Extrait du texte.

Nous pourrions prolonger encore beaucoup l’énumération des types géologiques reconnaissables parmi les pierres tombées du ciel ; mais, tenant à épargner à nos lecteurs des descriptions trop minutieuses, nous nous bornerons à conclure des faits précédens quelques notions relatives à ce milieu d’où les météorites se signalent si nettement comme étant des produits détachés.

Guidés par les notions de la géologie terrestre et éclairés chaque fois par la ressemblance des échantillons cosmiques avec les roches provenant de notre propre sol, nous pouvons proclamer d’abord que, contrairement à une opinion des chimistes qui les premiers analysèrent des météorites, celles-ci ne se sont pas produites dans l’espace céleste indépendamment les unes des autres et par des réactions spéciales.

Travail à réaliser.
Rédigez la suite du texte sur les météorites, à partir de sa dernière phrase. Les lignes ci-après ne sont pas utiles.

Données enregistrées.
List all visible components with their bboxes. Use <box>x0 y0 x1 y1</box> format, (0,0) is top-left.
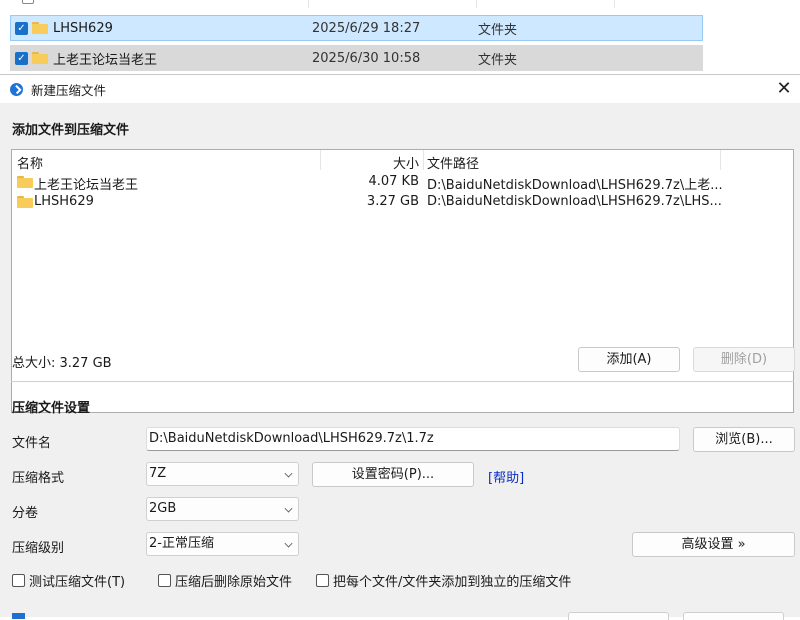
column-divider[interactable] <box>720 150 721 170</box>
checkbox-label: 压缩后删除原始文件 <box>175 574 293 590</box>
checkbox-box[interactable] <box>316 573 329 587</box>
list-item[interactable]: LHSH629 3.27 GB D:\BaiduNetdiskDownload\… <box>12 192 793 212</box>
partial-button[interactable] <box>683 612 784 620</box>
item-name: LHSH629 <box>34 194 94 209</box>
delete-after-checkbox[interactable]: 压缩后删除原始文件 <box>158 572 293 590</box>
dialog-title: 新建压缩文件 <box>31 82 107 98</box>
filename-input[interactable]: D:\BaiduNetdiskDownload\LHSH629.7z\1.7z <box>146 427 680 451</box>
add-files-section-title: 添加文件到压缩文件 <box>12 123 130 138</box>
row-checkbox[interactable]: ✓ <box>15 21 28 35</box>
checkbox-box[interactable] <box>158 573 171 587</box>
folder-icon <box>17 196 33 208</box>
item-name: 上老王论坛当老王 <box>34 178 139 193</box>
dialog-titlebar[interactable]: 新建压缩文件 ✕ <box>0 75 800 103</box>
column-divider[interactable] <box>320 150 321 170</box>
add-button[interactable]: 添加(A) <box>578 347 680 372</box>
file-date: 2025/6/30 10:58 <box>312 50 421 66</box>
checkbox-label: 把每个文件/文件夹添加到独立的压缩文件 <box>333 574 572 590</box>
chevron-down-icon <box>284 539 293 548</box>
filename-label: 文件名 <box>12 436 52 451</box>
browse-button[interactable]: 浏览(B)... <box>693 427 795 452</box>
header-checkbox[interactable] <box>22 0 34 4</box>
column-header-name[interactable]: 名称 <box>17 153 43 172</box>
archive-settings-title: 压缩文件设置 <box>12 401 91 416</box>
format-label: 压缩格式 <box>12 471 65 486</box>
test-archive-checkbox[interactable]: 测试压缩文件(T) <box>12 572 126 590</box>
explorer-header-strip <box>0 0 800 8</box>
folder-icon <box>32 22 48 34</box>
partial-checkbox[interactable] <box>12 613 25 619</box>
volume-value: 2GB <box>149 501 177 516</box>
format-value: 7Z <box>149 466 167 481</box>
close-icon[interactable]: ✕ <box>774 79 794 99</box>
app-icon <box>10 82 23 96</box>
level-label: 压缩级别 <box>12 541 65 556</box>
section-divider <box>11 381 794 382</box>
item-size: 3.27 GB <box>366 194 419 209</box>
file-list-header: 名称 大小 文件路径 <box>12 150 793 172</box>
item-size: 4.07 KB <box>368 174 419 189</box>
explorer-row[interactable]: ✓ 上老王论坛当老王 2025/6/30 10:58 文件夹 <box>10 45 703 71</box>
chevron-down-icon <box>284 469 293 478</box>
row-checkbox[interactable]: ✓ <box>15 51 28 65</box>
file-name: 上老王论坛当老王 <box>53 52 158 68</box>
separate-archives-checkbox[interactable]: 把每个文件/文件夹添加到独立的压缩文件 <box>316 572 572 590</box>
explorer-row[interactable]: ✓ LHSH629 2025/6/29 18:27 文件夹 <box>10 15 703 41</box>
volume-label: 分卷 <box>12 506 39 521</box>
column-divider <box>614 0 615 8</box>
level-select[interactable]: 2-正常压缩 <box>146 532 299 556</box>
partial-button[interactable] <box>568 612 669 620</box>
chevron-down-icon <box>284 504 293 513</box>
folder-icon <box>17 176 33 188</box>
list-item[interactable]: 上老王论坛当老王 4.07 KB D:\BaiduNetdiskDownload… <box>12 172 793 193</box>
checkbox-box[interactable] <box>12 573 25 587</box>
level-value: 2-正常压缩 <box>149 536 214 551</box>
file-list[interactable]: 名称 大小 文件路径 上老王论坛当老王 4.07 KB D:\BaiduNetd… <box>11 149 794 413</box>
item-path: D:\BaiduNetdiskDownload\LHSH629.7z\LHS..… <box>427 194 722 209</box>
help-link[interactable]: [帮助] <box>488 467 524 486</box>
set-password-button[interactable]: 设置密码(P)... <box>312 462 474 487</box>
advanced-settings-button[interactable]: 高级设置 » <box>632 532 795 557</box>
explorer-background: ✓ LHSH629 2025/6/29 18:27 文件夹 ✓ 上老王论坛当老王… <box>0 0 800 74</box>
column-divider <box>476 0 477 8</box>
checkbox-label: 测试压缩文件(T) <box>29 574 126 590</box>
column-divider <box>308 0 309 8</box>
column-divider[interactable] <box>423 150 424 170</box>
file-type: 文件夹 <box>478 22 518 38</box>
file-type: 文件夹 <box>478 52 518 68</box>
column-header-path[interactable]: 文件路径 <box>427 153 479 172</box>
new-archive-dialog: 新建压缩文件 ✕ 添加文件到压缩文件 名称 大小 文件路径 上老王论坛当老王 4… <box>0 74 800 620</box>
delete-button[interactable]: 删除(D) <box>693 347 795 372</box>
total-size: 总大小: 3.27 GB <box>12 356 112 371</box>
volume-select[interactable]: 2GB <box>146 497 299 521</box>
file-date: 2025/6/29 18:27 <box>312 20 421 36</box>
item-path: D:\BaiduNetdiskDownload\LHSH629.7z\上老... <box>427 178 723 193</box>
folder-icon <box>32 52 48 64</box>
format-select[interactable]: 7Z <box>146 462 299 486</box>
file-name: LHSH629 <box>53 20 113 36</box>
column-header-size[interactable]: 大小 <box>393 153 419 172</box>
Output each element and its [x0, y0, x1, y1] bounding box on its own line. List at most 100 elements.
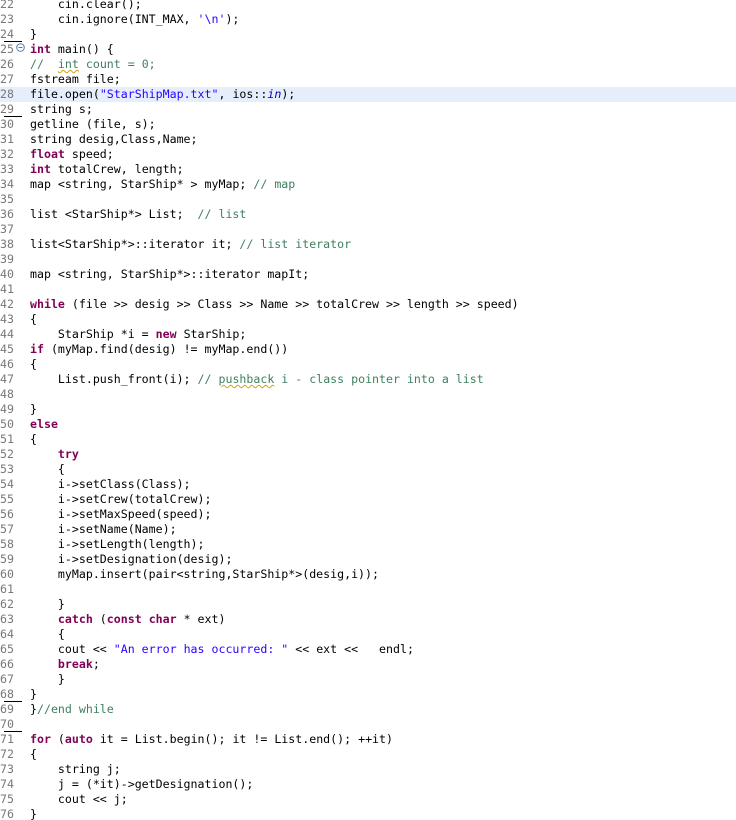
code-line[interactable]: 33 int totalCrew, length; — [0, 162, 736, 177]
code-line[interactable]: 76} — [0, 807, 736, 820]
line-number: 60 — [0, 567, 14, 581]
code-line[interactable]: 40 map <string, StarShip*>::iterator mapI… — [0, 267, 736, 282]
code-line[interactable]: 66 break; — [0, 657, 736, 672]
code-text: { — [30, 312, 37, 326]
code-text: i->setMaxSpeed(speed); — [30, 507, 212, 521]
code-line[interactable]: 46 { — [0, 357, 736, 372]
code-text: string desig,Class,Name; — [30, 132, 198, 146]
code-text: { — [30, 357, 37, 371]
code-line[interactable]: 60 myMap.insert(pair<string,StarShip*>(d… — [0, 567, 736, 582]
collapse-minus-icon[interactable] — [16, 43, 25, 52]
line-number: 24 — [0, 27, 14, 41]
code-line[interactable]: 30 getline (file, s); — [0, 117, 736, 132]
code-line[interactable]: 44 StarShip *i = new StarShip; — [0, 327, 736, 342]
code-line[interactable]: 42 while (file >> desig >> Class >> Name … — [0, 297, 736, 312]
code-line[interactable]: 47 List.push_front(i); // pushback i - c… — [0, 372, 736, 387]
line-number: 49 — [0, 402, 14, 416]
code-text: { — [30, 747, 37, 761]
line-number: 27 — [0, 72, 14, 86]
line-number: 65 — [0, 642, 14, 656]
line-number: 67 — [0, 672, 14, 686]
code-line[interactable]: 38 list<StarShip*>::iterator it; // list … — [0, 237, 736, 252]
code-line[interactable]: 35 — [0, 192, 736, 207]
code-line[interactable]: 32 float speed; — [0, 147, 736, 162]
line-number: 22 — [0, 0, 14, 11]
code-line[interactable]: 24} — [0, 27, 736, 42]
line-number: 29 — [0, 102, 14, 116]
line-number: 59 — [0, 552, 14, 566]
line-number: 33 — [0, 162, 14, 176]
code-line[interactable]: 50 else — [0, 417, 736, 432]
code-line[interactable]: 62 } — [0, 597, 736, 612]
code-text: int totalCrew, length; — [30, 162, 184, 176]
code-line[interactable]: 69}//end while — [0, 702, 736, 717]
code-line[interactable]: 65 cout << "An error has occurred: " << … — [0, 642, 736, 657]
code-line[interactable]: 74 j = (*it)->getDesignation(); — [0, 777, 736, 792]
code-line[interactable]: 73 string j; — [0, 762, 736, 777]
line-number: 39 — [0, 252, 14, 266]
code-line[interactable]: 22 cin.clear(); — [0, 0, 736, 12]
code-line[interactable]: 23 cin.ignore(INT_MAX, '\n'); — [0, 12, 736, 27]
code-text: float speed; — [30, 147, 114, 161]
code-text: else — [30, 417, 58, 431]
code-line[interactable]: 63 catch (const char * ext) — [0, 612, 736, 627]
code-line[interactable]: 29 string s; — [0, 102, 736, 117]
code-line[interactable]: 26 // int count = 0; — [0, 57, 736, 72]
code-text: i->setCrew(totalCrew); — [30, 492, 212, 506]
code-line[interactable]: 31 string desig,Class,Name; — [0, 132, 736, 147]
code-line[interactable]: 28 file.open("StarShipMap.txt", ios::in); — [0, 87, 736, 102]
code-line[interactable]: 75 cout << j; — [0, 792, 736, 807]
code-text: if (myMap.find(desig) != myMap.end()) — [30, 342, 289, 356]
line-number: 48 — [0, 387, 14, 401]
code-line[interactable]: 71 for (auto it = List.begin(); it != Lis… — [0, 732, 736, 747]
line-number: 47 — [0, 372, 14, 386]
code-line[interactable]: 45 if (myMap.find(desig) != myMap.end()) — [0, 342, 736, 357]
code-line[interactable]: 51 { — [0, 432, 736, 447]
code-line[interactable]: 48 — [0, 387, 736, 402]
code-line[interactable]: 36 list <StarShip*> List; // list — [0, 207, 736, 222]
code-line[interactable]: 49} — [0, 402, 736, 417]
code-text: } — [30, 807, 37, 820]
line-number: 37 — [0, 222, 14, 236]
code-text: map <string, StarShip*>::iterator mapIt; — [30, 267, 310, 281]
code-line[interactable]: 59 i->setDesignation(desig); — [0, 552, 736, 567]
code-line[interactable]: 55 i->setCrew(totalCrew); — [0, 492, 736, 507]
code-text: List.push_front(i); // pushback i - clas… — [30, 372, 484, 386]
code-text: string j; — [30, 762, 121, 776]
code-line[interactable]: 43 { — [0, 312, 736, 327]
code-line[interactable]: 53 { — [0, 462, 736, 477]
line-number: 28 — [0, 87, 14, 101]
code-line[interactable]: 67 } — [0, 672, 736, 687]
code-line[interactable]: 68} — [0, 687, 736, 702]
line-number: 62 — [0, 597, 14, 611]
code-line[interactable]: 25 int main() { — [0, 42, 736, 57]
line-number: 32 — [0, 147, 14, 161]
code-text: i->setDesignation(desig); — [30, 552, 233, 566]
line-number: 38 — [0, 237, 14, 251]
code-line[interactable]: 54 i->setClass(Class); — [0, 477, 736, 492]
line-number: 73 — [0, 762, 14, 776]
code-line[interactable]: 64 { — [0, 627, 736, 642]
line-number: 74 — [0, 777, 14, 791]
code-line[interactable]: 57 i->setName(Name); — [0, 522, 736, 537]
code-line[interactable]: 27 fstream file; — [0, 72, 736, 87]
code-text: getline (file, s); — [30, 117, 156, 131]
code-line[interactable]: 52 try — [0, 447, 736, 462]
code-line[interactable]: 70 — [0, 717, 736, 732]
code-line[interactable]: 41 — [0, 282, 736, 297]
code-text: cout << "An error has occurred: " << ext… — [30, 642, 414, 656]
code-text: int main() { — [30, 42, 114, 56]
code-text: } — [30, 687, 37, 701]
line-number: 72 — [0, 747, 14, 761]
code-editor[interactable]: 22 cin.clear(); 23 cin.ignore(INT_MAX, '\… — [0, 0, 736, 820]
line-number: 26 — [0, 57, 14, 71]
code-line[interactable]: 61 — [0, 582, 736, 597]
code-text: } — [30, 27, 37, 41]
code-line[interactable]: 39 — [0, 252, 736, 267]
code-line[interactable]: 72 { — [0, 747, 736, 762]
code-line[interactable]: 58 i->setLength(length); — [0, 537, 736, 552]
code-line[interactable]: 34 map <string, StarShip* > myMap; // map — [0, 177, 736, 192]
code-line[interactable]: 37 — [0, 222, 736, 237]
code-text: i->setClass(Class); — [30, 477, 191, 491]
code-line[interactable]: 56 i->setMaxSpeed(speed); — [0, 507, 736, 522]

Réponse.
Ce fut, en effet, une opinion émise par des savans distingués que ces météorites devaient constituer comme des résidus de fabrication des planètes, des copeaux (c’est l’expression employée) qui s’étaient trouvés en trop, — une fois le système solaire constitué. Sans insister sur l’incompatibilité d’une semblable faute d’ordonnancement avec la majestueuse harmonie des choses de l’Univers, on remarquera combien les faits énumérés tout à l’heure les contredisent : nous sommes sûrs maintenant de la coexistence dans la même météorite de toute une série de types de roches cosmiques. Ces relations stratigraphiques ne sauraient être précisées jusque dans les détails ; mais on est à même d’en résumer les caractères les plus généraux.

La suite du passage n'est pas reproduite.